WHAT IS BEING ASKED:
The listing beneath should be written out in full, exactly as shown.

================

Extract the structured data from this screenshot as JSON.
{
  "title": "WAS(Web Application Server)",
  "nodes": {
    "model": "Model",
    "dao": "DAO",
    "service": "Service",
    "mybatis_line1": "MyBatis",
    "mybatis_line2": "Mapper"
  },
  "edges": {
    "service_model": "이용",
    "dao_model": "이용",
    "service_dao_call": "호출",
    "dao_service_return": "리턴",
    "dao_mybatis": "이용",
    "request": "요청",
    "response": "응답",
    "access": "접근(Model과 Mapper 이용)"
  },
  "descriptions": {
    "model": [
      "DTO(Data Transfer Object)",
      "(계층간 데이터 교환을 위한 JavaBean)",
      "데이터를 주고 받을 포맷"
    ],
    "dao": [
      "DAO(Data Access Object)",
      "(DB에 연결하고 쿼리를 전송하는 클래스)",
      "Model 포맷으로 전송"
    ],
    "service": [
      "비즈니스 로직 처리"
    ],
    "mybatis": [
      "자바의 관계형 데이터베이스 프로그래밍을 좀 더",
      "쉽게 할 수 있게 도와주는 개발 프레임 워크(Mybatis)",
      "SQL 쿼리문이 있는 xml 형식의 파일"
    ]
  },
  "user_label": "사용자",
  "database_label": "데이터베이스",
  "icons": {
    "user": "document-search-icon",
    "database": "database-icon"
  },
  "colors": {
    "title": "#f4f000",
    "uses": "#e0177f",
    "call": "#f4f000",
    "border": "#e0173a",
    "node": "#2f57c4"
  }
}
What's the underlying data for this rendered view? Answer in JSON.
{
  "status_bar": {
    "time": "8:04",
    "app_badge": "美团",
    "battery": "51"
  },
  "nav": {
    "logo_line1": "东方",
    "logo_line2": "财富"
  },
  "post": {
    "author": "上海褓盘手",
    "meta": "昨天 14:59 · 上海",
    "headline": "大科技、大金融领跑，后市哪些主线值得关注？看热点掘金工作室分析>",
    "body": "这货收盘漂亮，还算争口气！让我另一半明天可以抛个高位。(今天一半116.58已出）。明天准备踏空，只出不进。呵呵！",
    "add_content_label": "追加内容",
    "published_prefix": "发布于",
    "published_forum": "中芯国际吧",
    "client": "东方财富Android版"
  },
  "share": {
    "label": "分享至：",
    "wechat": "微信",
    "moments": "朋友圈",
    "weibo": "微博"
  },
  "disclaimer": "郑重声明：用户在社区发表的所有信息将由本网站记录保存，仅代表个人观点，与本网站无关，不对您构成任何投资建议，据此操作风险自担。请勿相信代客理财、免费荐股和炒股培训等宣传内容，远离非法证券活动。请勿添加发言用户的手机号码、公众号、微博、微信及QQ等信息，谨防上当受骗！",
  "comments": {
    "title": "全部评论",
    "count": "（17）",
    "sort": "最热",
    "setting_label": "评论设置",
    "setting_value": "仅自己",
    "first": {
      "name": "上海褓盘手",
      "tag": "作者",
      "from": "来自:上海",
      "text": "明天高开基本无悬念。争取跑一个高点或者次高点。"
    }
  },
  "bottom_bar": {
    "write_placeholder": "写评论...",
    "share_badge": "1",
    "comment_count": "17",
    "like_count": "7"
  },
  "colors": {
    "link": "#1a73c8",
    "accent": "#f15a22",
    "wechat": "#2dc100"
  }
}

================

SOLUTION TO THE EXERCISE:
Extract the structured data from this screenshot as JSON.
{
  "title": "WAS(Web Application Server)",
  "nodes": {
    "model": "Model",
    "dao": "DAO",
    "service": "Service",
    "mybatis_line1": "MyBatis",
    "mybatis_line2": "Mapper"
  },
  "edges": {
    "service_model": "이용",
    "dao_model": "이용",
    "service_dao_call": "호출",
    "dao_service_return": "리턴",
    "dao_mybatis": "이용",
    "request": "요청",
    "response": "응답",
    "access": "접근(Model과 Mapper 이용)"
  },
  "descriptions": {
    "model": [
      "DTO(Data Transfer Object)",
      "(계층간 데이터 교환을 위한 JavaBean)",
      "데이터를 주고 받을 포맷"
    ],
    "dao": [
      "DAO(Data Access Object)",
      "(DB에 연결하고 쿼리를 전송하는 클래스)",
      "Model 포맷으로 전송"
    ],
    "service": [
      "비즈니스 로직 처리"
    ],
    "mybatis": [
      "자바의 관계형 데이터베이스 프로그래밍을 좀 더",
      "쉽게 할 수 있게 도와주는 개발 프레임 워크(Mybatis)",
      "SQL 쿼리문이 있는 xml 형식의 파일"
    ]
  },
  "user_label": "사용자",
  "database_label": "데이터베이스",
  "icons": {
    "user": "document-search-icon",
    "database": "database-icon"
  },
  "colors": {
    "title": "#f4f000",
    "uses": "#e0177f",
    "call": "#f4f000",
    "border": "#e0173a",
    "node": "#2f57c4"
  }
}
What's the underlying data for this rendered view? Answer in JSON.
{
  "status_bar": {
    "time": "8:04",
    "app_badge": "美团",
    "battery": "51"
  },
  "nav": {
    "logo_line1": "东方",
    "logo_line2": "财富"
  },
  "post": {
    "author": "上海褓盘手",
    "meta": "昨天 14:59 · 上海",
    "headline": "大科技、大金融领跑，后市哪些主线值得关注？看热点掘金工作室分析>",
    "body": "这货收盘漂亮，还算争口气！让我另一半明天可以抛个高位。(今天一半116.58已出）。明天准备踏空，只出不进。呵呵！",
    "add_content_label": "追加内容",
    "published_prefix": "发布于",
    "published_forum": "中芯国际吧",
    "client": "东方财富Android版"
  },
  "share": {
    "label": "分享至：",
    "wechat": "微信",
    "moments": "朋友圈",
    "weibo": "微博"
  },
  "disclaimer": "郑重声明：用户在社区发表的所有信息将由本网站记录保存，仅代表个人观点，与本网站无关，不对您构成任何投资建议，据此操作风险自担。请勿相信代客理财、免费荐股和炒股培训等宣传内容，远离非法证券活动。请勿添加发言用户的手机号码、公众号、微博、微信及QQ等信息，谨防上当受骗！",
  "comments": {
    "title": "全部评论",
    "count": "（17）",
    "sort": "最热",
    "setting_label": "评论设置",
    "setting_value": "仅自己",
    "first": {
      "name": "上海褓盘手",
      "tag": "作者",
      "from": "来自:上海",
      "text": "明天高开基本无悬念。争取跑一个高点或者次高点。"
    }
  },
  "bottom_bar": {
    "write_placeholder": "写评论...",
    "share_badge": "1",
    "comment_count": "17",
    "like_count": "7"
  },
  "colors": {
    "link": "#1a73c8",
    "accent": "#f15a22",
    "wechat": "#2dc100"
  }
}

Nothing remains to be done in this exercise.